What is required: Scan the records below. List lines holding "object".

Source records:
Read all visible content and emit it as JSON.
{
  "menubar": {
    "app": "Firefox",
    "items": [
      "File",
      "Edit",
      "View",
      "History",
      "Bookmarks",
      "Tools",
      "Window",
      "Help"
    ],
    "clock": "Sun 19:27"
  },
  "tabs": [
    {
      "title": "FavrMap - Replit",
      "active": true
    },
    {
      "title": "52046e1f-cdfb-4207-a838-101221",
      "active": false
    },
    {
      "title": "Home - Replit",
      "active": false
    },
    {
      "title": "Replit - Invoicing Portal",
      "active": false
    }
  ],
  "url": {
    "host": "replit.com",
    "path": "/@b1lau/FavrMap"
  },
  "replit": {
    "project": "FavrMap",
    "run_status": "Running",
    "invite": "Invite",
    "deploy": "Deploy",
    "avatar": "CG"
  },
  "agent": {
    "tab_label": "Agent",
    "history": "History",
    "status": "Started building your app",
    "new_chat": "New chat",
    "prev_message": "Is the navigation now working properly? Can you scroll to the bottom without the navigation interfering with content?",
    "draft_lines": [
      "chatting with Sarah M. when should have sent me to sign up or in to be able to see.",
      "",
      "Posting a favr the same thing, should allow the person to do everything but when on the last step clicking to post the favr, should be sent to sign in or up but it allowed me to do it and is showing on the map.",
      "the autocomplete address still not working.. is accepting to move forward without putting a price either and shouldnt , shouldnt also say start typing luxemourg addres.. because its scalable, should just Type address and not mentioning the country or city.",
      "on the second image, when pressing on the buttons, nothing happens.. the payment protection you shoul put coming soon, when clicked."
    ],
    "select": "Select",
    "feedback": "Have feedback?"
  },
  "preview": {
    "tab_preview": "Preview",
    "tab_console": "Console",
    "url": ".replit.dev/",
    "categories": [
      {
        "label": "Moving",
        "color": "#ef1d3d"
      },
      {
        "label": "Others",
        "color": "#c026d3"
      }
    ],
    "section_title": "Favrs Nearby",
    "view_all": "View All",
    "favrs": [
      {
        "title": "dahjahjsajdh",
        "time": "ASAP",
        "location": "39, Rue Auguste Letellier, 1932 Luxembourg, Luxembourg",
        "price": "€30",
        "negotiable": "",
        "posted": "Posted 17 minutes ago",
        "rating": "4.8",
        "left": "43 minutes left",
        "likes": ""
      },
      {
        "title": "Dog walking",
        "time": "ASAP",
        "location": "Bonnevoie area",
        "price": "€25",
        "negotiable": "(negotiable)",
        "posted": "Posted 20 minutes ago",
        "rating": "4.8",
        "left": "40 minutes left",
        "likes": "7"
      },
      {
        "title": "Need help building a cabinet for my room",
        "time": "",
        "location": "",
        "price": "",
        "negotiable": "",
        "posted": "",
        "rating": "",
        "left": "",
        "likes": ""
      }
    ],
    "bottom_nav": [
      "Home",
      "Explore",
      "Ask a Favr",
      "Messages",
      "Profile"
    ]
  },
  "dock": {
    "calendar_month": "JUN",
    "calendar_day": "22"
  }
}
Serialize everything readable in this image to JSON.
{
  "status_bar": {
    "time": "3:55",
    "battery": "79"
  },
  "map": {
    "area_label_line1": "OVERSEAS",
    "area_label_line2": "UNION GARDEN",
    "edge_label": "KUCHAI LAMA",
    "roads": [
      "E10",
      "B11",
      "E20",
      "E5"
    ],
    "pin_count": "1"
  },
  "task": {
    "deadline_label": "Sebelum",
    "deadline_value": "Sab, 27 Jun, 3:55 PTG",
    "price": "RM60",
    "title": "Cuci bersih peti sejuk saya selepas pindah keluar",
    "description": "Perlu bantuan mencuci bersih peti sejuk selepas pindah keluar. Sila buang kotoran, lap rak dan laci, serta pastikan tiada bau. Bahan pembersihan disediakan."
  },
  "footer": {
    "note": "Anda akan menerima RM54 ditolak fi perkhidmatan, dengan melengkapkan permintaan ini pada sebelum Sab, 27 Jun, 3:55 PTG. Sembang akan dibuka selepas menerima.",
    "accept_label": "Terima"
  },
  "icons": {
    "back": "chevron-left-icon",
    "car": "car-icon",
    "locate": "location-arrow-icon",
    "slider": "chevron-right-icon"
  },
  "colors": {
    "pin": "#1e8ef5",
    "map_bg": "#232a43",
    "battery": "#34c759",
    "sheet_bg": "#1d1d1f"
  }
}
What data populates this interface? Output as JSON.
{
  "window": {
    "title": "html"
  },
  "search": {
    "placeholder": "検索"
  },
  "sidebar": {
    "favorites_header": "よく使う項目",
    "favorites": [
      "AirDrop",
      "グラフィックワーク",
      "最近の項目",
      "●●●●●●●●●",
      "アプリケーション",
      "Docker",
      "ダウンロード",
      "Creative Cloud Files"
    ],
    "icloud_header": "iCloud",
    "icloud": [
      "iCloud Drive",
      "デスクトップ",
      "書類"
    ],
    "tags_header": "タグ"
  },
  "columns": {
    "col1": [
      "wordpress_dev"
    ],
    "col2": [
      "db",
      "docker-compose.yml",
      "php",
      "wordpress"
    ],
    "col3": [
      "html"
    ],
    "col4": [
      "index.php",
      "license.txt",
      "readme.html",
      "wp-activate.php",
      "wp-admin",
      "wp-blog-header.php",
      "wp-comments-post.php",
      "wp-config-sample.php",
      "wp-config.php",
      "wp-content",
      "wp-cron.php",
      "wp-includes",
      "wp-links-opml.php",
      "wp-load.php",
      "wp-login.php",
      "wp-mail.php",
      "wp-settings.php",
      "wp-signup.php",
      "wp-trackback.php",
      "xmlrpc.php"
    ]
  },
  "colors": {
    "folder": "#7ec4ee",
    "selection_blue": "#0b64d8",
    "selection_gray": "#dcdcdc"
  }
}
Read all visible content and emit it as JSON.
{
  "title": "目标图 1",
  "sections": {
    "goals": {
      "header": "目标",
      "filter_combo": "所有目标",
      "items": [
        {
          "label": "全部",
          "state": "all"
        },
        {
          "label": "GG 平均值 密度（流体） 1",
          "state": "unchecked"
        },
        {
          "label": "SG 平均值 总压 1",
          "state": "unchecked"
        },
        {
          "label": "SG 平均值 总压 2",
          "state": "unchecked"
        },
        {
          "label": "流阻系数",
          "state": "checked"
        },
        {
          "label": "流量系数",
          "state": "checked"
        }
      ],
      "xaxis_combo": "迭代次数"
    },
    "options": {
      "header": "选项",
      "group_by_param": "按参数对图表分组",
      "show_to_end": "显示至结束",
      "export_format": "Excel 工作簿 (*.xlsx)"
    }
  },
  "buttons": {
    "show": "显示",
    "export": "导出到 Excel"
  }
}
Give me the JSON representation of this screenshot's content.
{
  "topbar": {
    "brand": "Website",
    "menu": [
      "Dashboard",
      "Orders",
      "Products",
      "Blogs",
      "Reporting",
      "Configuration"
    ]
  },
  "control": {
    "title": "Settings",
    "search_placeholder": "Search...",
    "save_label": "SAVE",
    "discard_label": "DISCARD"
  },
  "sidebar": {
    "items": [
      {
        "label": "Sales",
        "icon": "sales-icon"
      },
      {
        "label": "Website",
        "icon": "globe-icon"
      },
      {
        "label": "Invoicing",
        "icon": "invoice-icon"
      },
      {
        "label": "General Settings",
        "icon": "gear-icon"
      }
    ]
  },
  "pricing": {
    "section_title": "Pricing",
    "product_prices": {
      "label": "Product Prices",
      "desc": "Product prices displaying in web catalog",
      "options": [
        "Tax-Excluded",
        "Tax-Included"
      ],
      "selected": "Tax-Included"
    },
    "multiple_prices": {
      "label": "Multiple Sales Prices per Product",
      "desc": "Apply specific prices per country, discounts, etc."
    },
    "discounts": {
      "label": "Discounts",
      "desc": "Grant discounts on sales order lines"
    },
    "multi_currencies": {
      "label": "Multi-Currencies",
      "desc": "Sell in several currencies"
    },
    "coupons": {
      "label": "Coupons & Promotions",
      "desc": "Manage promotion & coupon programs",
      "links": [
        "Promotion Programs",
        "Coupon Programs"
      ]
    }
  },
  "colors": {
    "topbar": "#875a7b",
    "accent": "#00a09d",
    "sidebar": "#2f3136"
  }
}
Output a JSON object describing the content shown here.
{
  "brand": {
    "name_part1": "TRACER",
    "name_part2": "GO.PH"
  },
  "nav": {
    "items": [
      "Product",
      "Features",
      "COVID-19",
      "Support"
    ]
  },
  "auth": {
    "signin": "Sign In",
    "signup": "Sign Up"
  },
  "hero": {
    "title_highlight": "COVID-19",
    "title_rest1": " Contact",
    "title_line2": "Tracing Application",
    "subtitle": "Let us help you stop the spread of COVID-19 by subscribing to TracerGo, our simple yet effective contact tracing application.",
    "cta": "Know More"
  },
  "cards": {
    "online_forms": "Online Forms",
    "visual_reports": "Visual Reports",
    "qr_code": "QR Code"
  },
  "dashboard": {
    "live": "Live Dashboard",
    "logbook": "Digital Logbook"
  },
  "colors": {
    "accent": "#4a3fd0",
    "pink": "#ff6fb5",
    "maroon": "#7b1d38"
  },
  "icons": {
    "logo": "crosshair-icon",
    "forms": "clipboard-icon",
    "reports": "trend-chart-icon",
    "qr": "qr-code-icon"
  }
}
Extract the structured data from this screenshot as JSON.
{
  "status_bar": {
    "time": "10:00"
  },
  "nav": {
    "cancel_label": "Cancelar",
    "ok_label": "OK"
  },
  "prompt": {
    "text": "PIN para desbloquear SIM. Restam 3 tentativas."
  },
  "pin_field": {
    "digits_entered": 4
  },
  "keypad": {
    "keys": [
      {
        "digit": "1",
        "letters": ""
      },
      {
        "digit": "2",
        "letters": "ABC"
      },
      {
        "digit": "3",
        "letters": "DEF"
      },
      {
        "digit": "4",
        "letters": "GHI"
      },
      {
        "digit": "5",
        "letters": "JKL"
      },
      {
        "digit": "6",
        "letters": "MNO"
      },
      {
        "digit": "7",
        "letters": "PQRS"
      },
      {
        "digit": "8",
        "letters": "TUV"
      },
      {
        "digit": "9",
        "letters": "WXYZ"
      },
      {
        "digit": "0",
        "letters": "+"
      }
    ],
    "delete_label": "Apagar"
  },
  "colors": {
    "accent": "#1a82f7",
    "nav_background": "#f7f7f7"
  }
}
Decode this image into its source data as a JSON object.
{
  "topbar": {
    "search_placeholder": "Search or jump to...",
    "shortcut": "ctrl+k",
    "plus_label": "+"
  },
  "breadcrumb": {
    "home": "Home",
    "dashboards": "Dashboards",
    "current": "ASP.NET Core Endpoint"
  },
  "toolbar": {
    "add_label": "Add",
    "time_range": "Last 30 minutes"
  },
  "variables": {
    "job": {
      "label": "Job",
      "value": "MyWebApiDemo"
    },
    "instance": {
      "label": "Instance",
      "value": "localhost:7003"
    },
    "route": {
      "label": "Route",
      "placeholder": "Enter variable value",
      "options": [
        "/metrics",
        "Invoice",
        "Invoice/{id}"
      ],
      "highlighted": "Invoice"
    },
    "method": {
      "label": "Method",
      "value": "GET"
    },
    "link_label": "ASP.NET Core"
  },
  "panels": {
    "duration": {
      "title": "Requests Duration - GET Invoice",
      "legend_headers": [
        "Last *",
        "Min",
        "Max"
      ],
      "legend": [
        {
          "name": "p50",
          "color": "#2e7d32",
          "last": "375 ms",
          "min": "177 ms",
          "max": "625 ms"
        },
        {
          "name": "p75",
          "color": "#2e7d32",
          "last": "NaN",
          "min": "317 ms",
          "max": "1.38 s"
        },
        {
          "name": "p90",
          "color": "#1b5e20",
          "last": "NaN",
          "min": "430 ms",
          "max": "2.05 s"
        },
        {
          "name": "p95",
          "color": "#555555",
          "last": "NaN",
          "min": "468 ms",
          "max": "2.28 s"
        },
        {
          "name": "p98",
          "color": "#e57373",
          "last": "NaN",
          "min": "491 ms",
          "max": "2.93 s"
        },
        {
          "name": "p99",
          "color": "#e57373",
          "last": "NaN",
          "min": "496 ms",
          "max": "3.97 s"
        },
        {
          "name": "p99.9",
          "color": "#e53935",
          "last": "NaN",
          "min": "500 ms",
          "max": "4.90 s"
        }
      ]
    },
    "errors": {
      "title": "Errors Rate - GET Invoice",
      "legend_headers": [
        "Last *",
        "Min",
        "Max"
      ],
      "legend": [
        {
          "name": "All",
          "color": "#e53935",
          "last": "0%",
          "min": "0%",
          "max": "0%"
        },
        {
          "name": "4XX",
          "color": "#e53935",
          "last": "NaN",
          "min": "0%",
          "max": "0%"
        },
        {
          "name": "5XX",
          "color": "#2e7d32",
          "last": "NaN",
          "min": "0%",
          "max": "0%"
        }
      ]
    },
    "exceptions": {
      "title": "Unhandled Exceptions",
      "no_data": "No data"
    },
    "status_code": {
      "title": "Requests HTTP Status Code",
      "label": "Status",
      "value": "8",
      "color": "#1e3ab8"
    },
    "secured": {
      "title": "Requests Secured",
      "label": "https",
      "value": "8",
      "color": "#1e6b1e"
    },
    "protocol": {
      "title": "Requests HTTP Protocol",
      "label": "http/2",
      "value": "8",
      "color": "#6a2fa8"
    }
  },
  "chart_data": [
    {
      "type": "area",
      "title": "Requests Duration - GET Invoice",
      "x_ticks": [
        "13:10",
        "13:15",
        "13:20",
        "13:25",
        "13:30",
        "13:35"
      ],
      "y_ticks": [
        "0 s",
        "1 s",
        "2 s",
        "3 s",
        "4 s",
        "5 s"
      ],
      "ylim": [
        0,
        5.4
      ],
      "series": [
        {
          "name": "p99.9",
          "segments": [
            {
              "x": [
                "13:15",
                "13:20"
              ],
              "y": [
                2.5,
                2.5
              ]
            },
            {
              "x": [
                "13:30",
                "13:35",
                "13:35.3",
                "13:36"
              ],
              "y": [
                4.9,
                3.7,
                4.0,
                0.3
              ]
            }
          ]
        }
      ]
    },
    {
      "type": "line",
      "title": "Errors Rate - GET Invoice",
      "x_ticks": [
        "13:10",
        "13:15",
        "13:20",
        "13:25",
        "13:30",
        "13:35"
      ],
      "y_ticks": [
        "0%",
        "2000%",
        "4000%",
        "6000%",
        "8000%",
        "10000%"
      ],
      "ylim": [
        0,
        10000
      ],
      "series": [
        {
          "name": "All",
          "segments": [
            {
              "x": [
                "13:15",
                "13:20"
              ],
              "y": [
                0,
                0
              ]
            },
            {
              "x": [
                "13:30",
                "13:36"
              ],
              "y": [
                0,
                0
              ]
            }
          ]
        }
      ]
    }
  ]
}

Problem solution:
Output a JSON object describing the content shown here.
Decode this image into its source data as a JSON object.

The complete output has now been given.